[ACTIVITY]: Your reply should hold only the lines from the records below where "klockan" occurs.
*** RECORDS FOR THIS EXERCISE ***
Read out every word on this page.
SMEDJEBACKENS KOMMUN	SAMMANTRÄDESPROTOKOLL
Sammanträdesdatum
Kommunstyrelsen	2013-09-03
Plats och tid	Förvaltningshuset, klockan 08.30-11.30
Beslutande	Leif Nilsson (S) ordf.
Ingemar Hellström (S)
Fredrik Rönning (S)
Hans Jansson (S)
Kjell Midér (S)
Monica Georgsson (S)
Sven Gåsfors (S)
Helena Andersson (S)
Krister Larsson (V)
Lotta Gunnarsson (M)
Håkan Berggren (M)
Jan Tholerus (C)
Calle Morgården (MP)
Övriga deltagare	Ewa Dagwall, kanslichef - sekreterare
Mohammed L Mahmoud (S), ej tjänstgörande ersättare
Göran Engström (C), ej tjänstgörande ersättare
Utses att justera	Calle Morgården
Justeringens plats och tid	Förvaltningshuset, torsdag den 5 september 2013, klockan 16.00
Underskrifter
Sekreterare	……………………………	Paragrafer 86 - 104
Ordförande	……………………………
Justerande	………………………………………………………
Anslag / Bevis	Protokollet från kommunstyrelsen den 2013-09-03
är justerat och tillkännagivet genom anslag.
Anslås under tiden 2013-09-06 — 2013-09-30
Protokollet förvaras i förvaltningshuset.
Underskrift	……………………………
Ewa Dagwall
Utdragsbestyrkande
*** End of RECORDS FOR THIS EXERCISE ***
*** RECORDS FOR THIS EXERCISE ***
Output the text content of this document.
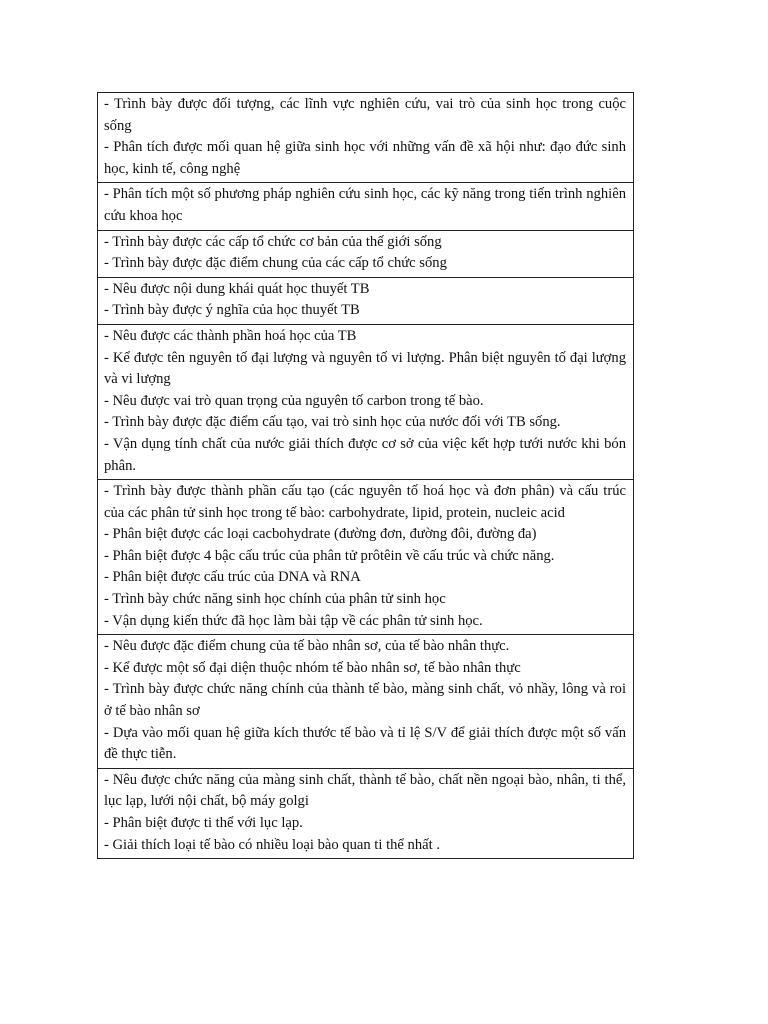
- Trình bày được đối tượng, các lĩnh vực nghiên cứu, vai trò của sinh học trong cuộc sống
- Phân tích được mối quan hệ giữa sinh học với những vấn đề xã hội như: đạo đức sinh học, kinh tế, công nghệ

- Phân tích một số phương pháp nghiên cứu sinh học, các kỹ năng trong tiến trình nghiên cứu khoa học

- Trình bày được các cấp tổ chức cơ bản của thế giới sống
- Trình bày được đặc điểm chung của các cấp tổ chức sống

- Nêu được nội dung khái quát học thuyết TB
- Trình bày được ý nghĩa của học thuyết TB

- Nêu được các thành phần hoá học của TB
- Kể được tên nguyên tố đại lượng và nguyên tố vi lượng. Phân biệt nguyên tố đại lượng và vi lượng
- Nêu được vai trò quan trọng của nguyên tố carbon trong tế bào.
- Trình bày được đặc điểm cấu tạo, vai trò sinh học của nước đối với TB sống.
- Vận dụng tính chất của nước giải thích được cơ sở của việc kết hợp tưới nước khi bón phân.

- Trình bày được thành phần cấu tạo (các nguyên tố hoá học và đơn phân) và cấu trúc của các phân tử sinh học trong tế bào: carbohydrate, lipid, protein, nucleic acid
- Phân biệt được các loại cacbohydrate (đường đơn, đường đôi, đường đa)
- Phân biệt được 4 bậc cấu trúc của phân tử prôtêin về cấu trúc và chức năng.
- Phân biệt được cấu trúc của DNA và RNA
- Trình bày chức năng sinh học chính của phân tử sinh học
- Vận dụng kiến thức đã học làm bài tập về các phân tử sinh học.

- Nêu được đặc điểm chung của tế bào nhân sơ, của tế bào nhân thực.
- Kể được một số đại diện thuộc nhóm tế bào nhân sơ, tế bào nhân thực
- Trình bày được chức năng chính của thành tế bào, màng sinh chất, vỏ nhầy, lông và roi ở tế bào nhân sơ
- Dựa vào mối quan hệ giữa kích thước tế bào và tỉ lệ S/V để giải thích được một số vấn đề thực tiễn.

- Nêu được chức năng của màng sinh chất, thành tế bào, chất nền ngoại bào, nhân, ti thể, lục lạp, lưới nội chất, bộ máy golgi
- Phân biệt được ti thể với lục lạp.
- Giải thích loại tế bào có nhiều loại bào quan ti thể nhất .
*** End of RECORDS FOR THIS EXERCISE ***
*** RECORDS FOR THIS EXERCISE ***
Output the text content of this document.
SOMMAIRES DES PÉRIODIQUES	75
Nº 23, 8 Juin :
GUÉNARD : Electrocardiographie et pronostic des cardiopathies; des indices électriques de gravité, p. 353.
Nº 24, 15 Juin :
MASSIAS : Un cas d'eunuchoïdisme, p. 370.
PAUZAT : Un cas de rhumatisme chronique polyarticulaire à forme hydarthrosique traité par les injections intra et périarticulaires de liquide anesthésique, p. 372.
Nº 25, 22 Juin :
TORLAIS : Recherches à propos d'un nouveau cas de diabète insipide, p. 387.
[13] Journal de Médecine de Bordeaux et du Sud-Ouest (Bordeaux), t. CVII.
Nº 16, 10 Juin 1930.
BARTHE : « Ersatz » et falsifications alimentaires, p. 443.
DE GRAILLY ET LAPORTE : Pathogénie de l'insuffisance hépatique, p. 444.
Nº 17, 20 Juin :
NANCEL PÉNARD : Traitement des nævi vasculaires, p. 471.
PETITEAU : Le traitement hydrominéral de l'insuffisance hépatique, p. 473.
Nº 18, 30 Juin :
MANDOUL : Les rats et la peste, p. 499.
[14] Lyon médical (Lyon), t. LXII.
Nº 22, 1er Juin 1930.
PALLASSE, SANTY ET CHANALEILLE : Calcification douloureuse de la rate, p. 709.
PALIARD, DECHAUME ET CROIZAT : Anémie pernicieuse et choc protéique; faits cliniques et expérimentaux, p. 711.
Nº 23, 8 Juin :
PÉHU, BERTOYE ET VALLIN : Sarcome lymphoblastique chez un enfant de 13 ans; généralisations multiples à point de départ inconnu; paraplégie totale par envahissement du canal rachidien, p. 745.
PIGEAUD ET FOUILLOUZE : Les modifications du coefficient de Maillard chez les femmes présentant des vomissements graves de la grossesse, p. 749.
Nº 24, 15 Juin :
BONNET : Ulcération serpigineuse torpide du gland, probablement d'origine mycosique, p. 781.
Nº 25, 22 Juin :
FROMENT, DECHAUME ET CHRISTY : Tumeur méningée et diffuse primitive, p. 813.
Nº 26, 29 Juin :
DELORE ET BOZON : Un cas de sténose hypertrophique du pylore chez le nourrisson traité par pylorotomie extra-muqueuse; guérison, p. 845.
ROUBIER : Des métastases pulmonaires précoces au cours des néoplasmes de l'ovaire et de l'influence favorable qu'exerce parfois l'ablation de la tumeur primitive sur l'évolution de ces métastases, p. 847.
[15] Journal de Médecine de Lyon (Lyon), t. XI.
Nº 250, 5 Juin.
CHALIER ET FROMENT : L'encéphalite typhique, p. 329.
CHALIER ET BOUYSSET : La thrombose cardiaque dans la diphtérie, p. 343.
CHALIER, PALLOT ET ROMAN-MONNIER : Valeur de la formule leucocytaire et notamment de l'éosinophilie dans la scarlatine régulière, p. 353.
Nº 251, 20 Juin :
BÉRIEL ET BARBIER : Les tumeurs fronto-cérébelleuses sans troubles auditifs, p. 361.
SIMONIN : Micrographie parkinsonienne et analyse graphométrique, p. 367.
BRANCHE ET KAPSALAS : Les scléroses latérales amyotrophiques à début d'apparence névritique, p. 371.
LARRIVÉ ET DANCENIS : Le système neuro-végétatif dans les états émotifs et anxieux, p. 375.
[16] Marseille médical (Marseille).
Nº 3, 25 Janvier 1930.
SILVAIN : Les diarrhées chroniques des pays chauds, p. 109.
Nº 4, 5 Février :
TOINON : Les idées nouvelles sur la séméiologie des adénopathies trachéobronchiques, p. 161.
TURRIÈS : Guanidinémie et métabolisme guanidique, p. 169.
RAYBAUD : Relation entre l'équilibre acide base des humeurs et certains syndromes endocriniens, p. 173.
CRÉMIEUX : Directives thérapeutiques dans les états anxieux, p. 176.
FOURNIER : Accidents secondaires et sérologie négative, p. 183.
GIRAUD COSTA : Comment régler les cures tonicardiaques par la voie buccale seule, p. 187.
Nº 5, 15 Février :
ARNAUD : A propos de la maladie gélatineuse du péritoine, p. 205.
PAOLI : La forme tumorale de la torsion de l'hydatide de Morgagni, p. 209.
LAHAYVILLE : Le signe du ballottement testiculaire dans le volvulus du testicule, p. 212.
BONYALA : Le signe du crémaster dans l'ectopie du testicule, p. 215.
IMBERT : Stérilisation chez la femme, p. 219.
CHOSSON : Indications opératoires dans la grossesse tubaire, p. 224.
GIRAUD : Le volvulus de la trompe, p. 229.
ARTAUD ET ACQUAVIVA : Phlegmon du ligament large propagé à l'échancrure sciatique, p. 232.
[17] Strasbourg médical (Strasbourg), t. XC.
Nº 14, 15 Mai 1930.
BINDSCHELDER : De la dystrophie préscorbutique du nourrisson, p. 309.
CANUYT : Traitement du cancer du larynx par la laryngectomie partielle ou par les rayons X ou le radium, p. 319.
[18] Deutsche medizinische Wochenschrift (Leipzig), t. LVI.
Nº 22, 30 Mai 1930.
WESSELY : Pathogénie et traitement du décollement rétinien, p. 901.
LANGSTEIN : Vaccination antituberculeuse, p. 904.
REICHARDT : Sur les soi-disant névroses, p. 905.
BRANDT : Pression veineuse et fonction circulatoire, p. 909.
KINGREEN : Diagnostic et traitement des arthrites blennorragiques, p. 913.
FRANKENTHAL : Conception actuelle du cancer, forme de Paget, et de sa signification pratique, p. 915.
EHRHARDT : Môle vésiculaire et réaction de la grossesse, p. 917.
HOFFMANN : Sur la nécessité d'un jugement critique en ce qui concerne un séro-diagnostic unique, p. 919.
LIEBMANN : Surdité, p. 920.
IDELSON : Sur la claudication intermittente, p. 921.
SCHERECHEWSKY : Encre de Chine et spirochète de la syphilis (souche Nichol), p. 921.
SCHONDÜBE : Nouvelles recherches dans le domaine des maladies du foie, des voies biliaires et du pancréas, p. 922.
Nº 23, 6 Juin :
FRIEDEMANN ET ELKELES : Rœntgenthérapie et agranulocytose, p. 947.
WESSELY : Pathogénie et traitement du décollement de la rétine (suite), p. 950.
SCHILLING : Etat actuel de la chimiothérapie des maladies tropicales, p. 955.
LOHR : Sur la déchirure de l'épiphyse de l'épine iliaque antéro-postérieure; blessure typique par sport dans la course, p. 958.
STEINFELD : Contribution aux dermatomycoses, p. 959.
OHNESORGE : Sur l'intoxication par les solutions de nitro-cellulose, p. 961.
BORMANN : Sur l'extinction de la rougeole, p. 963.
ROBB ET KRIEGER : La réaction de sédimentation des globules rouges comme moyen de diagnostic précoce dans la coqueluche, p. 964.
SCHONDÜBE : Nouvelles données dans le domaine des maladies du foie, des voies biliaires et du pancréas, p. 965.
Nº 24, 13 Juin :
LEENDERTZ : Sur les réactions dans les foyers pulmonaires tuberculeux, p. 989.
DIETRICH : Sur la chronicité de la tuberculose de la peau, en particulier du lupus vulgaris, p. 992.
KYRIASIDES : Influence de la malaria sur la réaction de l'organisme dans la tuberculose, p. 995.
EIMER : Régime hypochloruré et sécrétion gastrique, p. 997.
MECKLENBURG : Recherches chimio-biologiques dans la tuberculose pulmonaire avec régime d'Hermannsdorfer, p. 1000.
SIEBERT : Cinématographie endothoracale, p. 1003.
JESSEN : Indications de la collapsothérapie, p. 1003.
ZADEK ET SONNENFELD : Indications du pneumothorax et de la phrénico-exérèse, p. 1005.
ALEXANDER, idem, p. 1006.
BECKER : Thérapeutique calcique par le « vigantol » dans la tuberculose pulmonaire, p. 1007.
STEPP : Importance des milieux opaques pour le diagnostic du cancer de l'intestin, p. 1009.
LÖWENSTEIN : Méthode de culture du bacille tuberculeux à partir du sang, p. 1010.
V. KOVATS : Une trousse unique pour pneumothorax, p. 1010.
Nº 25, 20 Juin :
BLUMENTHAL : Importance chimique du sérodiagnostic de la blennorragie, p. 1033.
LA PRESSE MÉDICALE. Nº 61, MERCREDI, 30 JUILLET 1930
*** End of RECORDS FOR THIS EXERCISE ***
[ANSWER BELOW]:
Plats och tid	Förvaltningshuset, klockan 08.30-11.30
Justeringens plats och tid	Förvaltningshuset, torsdag den 5 september 2013, klockan 16.00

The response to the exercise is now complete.